• **WORK REQUIRED**: In the copy, include every entry exactly but none of the images.

(Records about charts and figures)
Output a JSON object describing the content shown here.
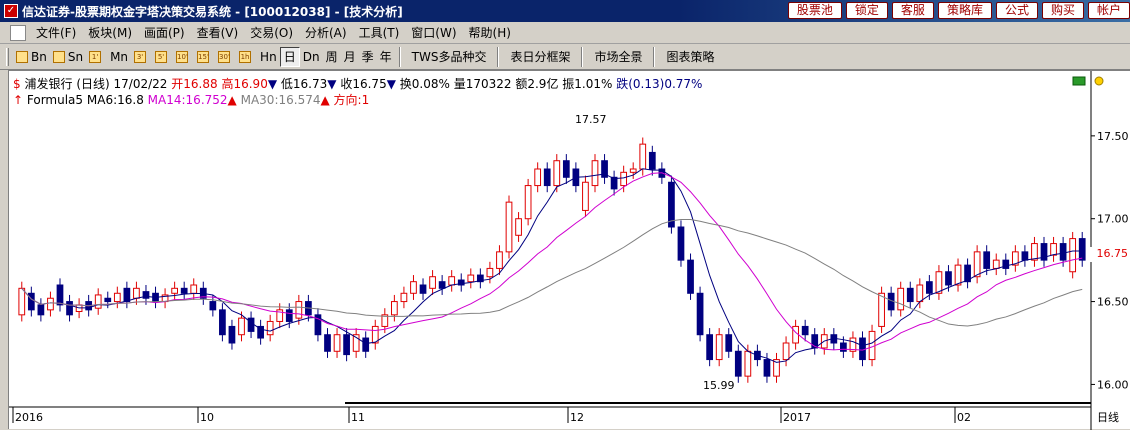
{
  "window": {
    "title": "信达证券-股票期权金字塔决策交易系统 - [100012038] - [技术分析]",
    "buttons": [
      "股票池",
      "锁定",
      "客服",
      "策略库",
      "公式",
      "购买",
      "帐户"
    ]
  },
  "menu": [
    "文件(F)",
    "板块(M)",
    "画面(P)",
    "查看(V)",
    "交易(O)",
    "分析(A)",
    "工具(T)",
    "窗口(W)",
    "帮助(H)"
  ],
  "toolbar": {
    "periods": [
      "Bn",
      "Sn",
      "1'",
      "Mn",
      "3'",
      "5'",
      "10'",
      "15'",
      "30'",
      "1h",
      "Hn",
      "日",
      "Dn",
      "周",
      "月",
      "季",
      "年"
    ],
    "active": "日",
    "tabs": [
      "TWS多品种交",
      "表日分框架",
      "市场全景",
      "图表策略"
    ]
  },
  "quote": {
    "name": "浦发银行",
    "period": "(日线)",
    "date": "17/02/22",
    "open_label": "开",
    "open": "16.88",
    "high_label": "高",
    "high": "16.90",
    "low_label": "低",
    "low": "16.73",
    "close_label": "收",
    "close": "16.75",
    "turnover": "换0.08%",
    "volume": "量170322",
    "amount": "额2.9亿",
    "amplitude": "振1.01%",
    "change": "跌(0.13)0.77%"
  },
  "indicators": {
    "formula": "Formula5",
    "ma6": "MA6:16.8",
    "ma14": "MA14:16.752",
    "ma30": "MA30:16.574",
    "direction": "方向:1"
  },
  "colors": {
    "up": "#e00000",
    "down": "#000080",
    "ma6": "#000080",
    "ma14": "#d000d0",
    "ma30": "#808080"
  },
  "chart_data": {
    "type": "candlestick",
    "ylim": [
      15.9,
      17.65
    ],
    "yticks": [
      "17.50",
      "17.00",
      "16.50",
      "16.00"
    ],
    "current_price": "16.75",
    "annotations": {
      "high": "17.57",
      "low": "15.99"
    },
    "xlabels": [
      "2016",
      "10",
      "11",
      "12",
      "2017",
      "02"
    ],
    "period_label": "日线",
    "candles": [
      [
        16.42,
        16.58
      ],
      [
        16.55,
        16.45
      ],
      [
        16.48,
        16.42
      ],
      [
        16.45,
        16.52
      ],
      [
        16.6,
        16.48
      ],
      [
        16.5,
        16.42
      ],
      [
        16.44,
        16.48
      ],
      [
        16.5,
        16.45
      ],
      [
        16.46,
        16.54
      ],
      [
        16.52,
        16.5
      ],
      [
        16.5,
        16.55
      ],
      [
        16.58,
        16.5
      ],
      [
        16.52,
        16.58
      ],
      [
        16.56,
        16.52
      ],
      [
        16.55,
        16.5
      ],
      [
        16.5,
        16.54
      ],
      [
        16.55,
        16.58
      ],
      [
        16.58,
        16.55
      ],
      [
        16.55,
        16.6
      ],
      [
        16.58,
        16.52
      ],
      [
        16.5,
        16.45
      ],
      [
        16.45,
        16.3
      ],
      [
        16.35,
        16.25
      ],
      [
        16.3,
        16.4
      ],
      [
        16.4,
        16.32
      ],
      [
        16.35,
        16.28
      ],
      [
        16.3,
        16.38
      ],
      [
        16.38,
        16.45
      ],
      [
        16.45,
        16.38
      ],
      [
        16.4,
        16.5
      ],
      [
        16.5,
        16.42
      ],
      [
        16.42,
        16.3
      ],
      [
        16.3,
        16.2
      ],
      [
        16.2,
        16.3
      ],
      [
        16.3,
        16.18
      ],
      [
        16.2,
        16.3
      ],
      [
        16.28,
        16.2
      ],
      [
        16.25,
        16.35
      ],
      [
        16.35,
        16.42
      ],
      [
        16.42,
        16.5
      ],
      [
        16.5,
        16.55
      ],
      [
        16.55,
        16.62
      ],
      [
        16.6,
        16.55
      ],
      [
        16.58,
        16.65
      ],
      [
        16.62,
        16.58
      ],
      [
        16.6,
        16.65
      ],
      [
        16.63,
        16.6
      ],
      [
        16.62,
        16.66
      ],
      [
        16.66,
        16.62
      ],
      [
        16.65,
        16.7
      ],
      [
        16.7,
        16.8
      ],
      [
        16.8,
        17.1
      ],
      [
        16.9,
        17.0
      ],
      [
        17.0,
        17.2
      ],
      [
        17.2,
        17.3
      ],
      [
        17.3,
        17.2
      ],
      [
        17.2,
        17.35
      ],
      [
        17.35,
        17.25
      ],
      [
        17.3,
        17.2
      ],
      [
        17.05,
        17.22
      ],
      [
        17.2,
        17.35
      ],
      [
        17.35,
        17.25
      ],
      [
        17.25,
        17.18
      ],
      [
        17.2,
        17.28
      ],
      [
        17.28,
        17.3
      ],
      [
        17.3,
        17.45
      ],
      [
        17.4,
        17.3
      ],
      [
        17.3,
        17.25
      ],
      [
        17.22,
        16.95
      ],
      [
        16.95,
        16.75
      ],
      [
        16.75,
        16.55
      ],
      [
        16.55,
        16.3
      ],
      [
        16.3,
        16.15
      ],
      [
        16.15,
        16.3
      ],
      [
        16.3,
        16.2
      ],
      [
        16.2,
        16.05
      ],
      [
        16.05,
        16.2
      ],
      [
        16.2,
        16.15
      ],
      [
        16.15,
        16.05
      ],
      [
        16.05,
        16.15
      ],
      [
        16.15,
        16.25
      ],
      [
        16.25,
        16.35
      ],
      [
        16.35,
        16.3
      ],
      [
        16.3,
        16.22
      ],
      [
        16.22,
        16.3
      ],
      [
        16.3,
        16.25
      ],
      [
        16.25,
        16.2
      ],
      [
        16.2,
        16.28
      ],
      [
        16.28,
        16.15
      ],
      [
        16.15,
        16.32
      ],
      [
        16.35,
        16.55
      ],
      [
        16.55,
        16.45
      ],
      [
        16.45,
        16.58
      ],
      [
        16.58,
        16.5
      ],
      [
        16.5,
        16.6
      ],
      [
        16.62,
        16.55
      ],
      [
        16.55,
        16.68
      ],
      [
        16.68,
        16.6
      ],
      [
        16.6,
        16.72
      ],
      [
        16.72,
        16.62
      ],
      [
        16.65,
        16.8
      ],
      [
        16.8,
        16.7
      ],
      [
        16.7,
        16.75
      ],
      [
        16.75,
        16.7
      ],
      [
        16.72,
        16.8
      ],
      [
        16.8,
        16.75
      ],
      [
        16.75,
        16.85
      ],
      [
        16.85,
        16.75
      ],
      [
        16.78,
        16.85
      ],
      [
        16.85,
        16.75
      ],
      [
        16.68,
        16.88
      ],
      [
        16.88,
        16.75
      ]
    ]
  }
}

• **FINISHED EXERCISE**:
Output a JSON object describing the content shown here.
{
  "window": {
    "title": "信达证券-股票期权金字塔决策交易系统 - [100012038] - [技术分析]",
    "buttons": [
      "股票池",
      "锁定",
      "客服",
      "策略库",
      "公式",
      "购买",
      "帐户"
    ]
  },
  "menu": [
    "文件(F)",
    "板块(M)",
    "画面(P)",
    "查看(V)",
    "交易(O)",
    "分析(A)",
    "工具(T)",
    "窗口(W)",
    "帮助(H)"
  ],
  "toolbar": {
    "periods": [
      "Bn",
      "Sn",
      "1'",
      "Mn",
      "3'",
      "5'",
      "10'",
      "15'",
      "30'",
      "1h",
      "Hn",
      "日",
      "Dn",
      "周",
      "月",
      "季",
      "年"
    ],
    "active": "日",
    "tabs": [
      "TWS多品种交",
      "表日分框架",
      "市场全景",
      "图表策略"
    ]
  },
  "quote": {
    "name": "浦发银行",
    "period": "(日线)",
    "date": "17/02/22",
    "open_label": "开",
    "open": "16.88",
    "high_label": "高",
    "high": "16.90",
    "low_label": "低",
    "low": "16.73",
    "close_label": "收",
    "close": "16.75",
    "turnover": "换0.08%",
    "volume": "量170322",
    "amount": "额2.9亿",
    "amplitude": "振1.01%",
    "change": "跌(0.13)0.77%"
  },
  "indicators": {
    "formula": "Formula5",
    "ma6": "MA6:16.8",
    "ma14": "MA14:16.752",
    "ma30": "MA30:16.574",
    "direction": "方向:1"
  },
  "colors": {
    "up": "#e00000",
    "down": "#000080",
    "ma6": "#000080",
    "ma14": "#d000d0",
    "ma30": "#808080"
  },
  "chart_data": {
    "type": "candlestick",
    "ylim": [
      15.9,
      17.65
    ],
    "yticks": [
      "17.50",
      "17.00",
      "16.50",
      "16.00"
    ],
    "current_price": "16.75",
    "annotations": {
      "high": "17.57",
      "low": "15.99"
    },
    "xlabels": [
      "2016",
      "10",
      "11",
      "12",
      "2017",
      "02"
    ],
    "period_label": "日线",
    "candles": [
      [
        16.42,
        16.58
      ],
      [
        16.55,
        16.45
      ],
      [
        16.48,
        16.42
      ],
      [
        16.45,
        16.52
      ],
      [
        16.6,
        16.48
      ],
      [
        16.5,
        16.42
      ],
      [
        16.44,
        16.48
      ],
      [
        16.5,
        16.45
      ],
      [
        16.46,
        16.54
      ],
      [
        16.52,
        16.5
      ],
      [
        16.5,
        16.55
      ],
      [
        16.58,
        16.5
      ],
      [
        16.52,
        16.58
      ],
      [
        16.56,
        16.52
      ],
      [
        16.55,
        16.5
      ],
      [
        16.5,
        16.54
      ],
      [
        16.55,
        16.58
      ],
      [
        16.58,
        16.55
      ],
      [
        16.55,
        16.6
      ],
      [
        16.58,
        16.52
      ],
      [
        16.5,
        16.45
      ],
      [
        16.45,
        16.3
      ],
      [
        16.35,
        16.25
      ],
      [
        16.3,
        16.4
      ],
      [
        16.4,
        16.32
      ],
      [
        16.35,
        16.28
      ],
      [
        16.3,
        16.38
      ],
      [
        16.38,
        16.45
      ],
      [
        16.45,
        16.38
      ],
      [
        16.4,
        16.5
      ],
      [
        16.5,
        16.42
      ],
      [
        16.42,
        16.3
      ],
      [
        16.3,
        16.2
      ],
      [
        16.2,
        16.3
      ],
      [
        16.3,
        16.18
      ],
      [
        16.2,
        16.3
      ],
      [
        16.28,
        16.2
      ],
      [
        16.25,
        16.35
      ],
      [
        16.35,
        16.42
      ],
      [
        16.42,
        16.5
      ],
      [
        16.5,
        16.55
      ],
      [
        16.55,
        16.62
      ],
      [
        16.6,
        16.55
      ],
      [
        16.58,
        16.65
      ],
      [
        16.62,
        16.58
      ],
      [
        16.6,
        16.65
      ],
      [
        16.63,
        16.6
      ],
      [
        16.62,
        16.66
      ],
      [
        16.66,
        16.62
      ],
      [
        16.65,
        16.7
      ],
      [
        16.7,
        16.8
      ],
      [
        16.8,
        17.1
      ],
      [
        16.9,
        17.0
      ],
      [
        17.0,
        17.2
      ],
      [
        17.2,
        17.3
      ],
      [
        17.3,
        17.2
      ],
      [
        17.2,
        17.35
      ],
      [
        17.35,
        17.25
      ],
      [
        17.3,
        17.2
      ],
      [
        17.05,
        17.22
      ],
      [
        17.2,
        17.35
      ],
      [
        17.35,
        17.25
      ],
      [
        17.25,
        17.18
      ],
      [
        17.2,
        17.28
      ],
      [
        17.28,
        17.3
      ],
      [
        17.3,
        17.45
      ],
      [
        17.4,
        17.3
      ],
      [
        17.3,
        17.25
      ],
      [
        17.22,
        16.95
      ],
      [
        16.95,
        16.75
      ],
      [
        16.75,
        16.55
      ],
      [
        16.55,
        16.3
      ],
      [
        16.3,
        16.15
      ],
      [
        16.15,
        16.3
      ],
      [
        16.3,
        16.2
      ],
      [
        16.2,
        16.05
      ],
      [
        16.05,
        16.2
      ],
      [
        16.2,
        16.15
      ],
      [
        16.15,
        16.05
      ],
      [
        16.05,
        16.15
      ],
      [
        16.15,
        16.25
      ],
      [
        16.25,
        16.35
      ],
      [
        16.35,
        16.3
      ],
      [
        16.3,
        16.22
      ],
      [
        16.22,
        16.3
      ],
      [
        16.3,
        16.25
      ],
      [
        16.25,
        16.2
      ],
      [
        16.2,
        16.28
      ],
      [
        16.28,
        16.15
      ],
      [
        16.15,
        16.32
      ],
      [
        16.35,
        16.55
      ],
      [
        16.55,
        16.45
      ],
      [
        16.45,
        16.58
      ],
      [
        16.58,
        16.5
      ],
      [
        16.5,
        16.6
      ],
      [
        16.62,
        16.55
      ],
      [
        16.55,
        16.68
      ],
      [
        16.68,
        16.6
      ],
      [
        16.6,
        16.72
      ],
      [
        16.72,
        16.62
      ],
      [
        16.65,
        16.8
      ],
      [
        16.8,
        16.7
      ],
      [
        16.7,
        16.75
      ],
      [
        16.75,
        16.7
      ],
      [
        16.72,
        16.8
      ],
      [
        16.8,
        16.75
      ],
      [
        16.75,
        16.85
      ],
      [
        16.85,
        16.75
      ],
      [
        16.78,
        16.85
      ],
      [
        16.85,
        16.75
      ],
      [
        16.68,
        16.88
      ],
      [
        16.88,
        16.75
      ]
    ]
  }
}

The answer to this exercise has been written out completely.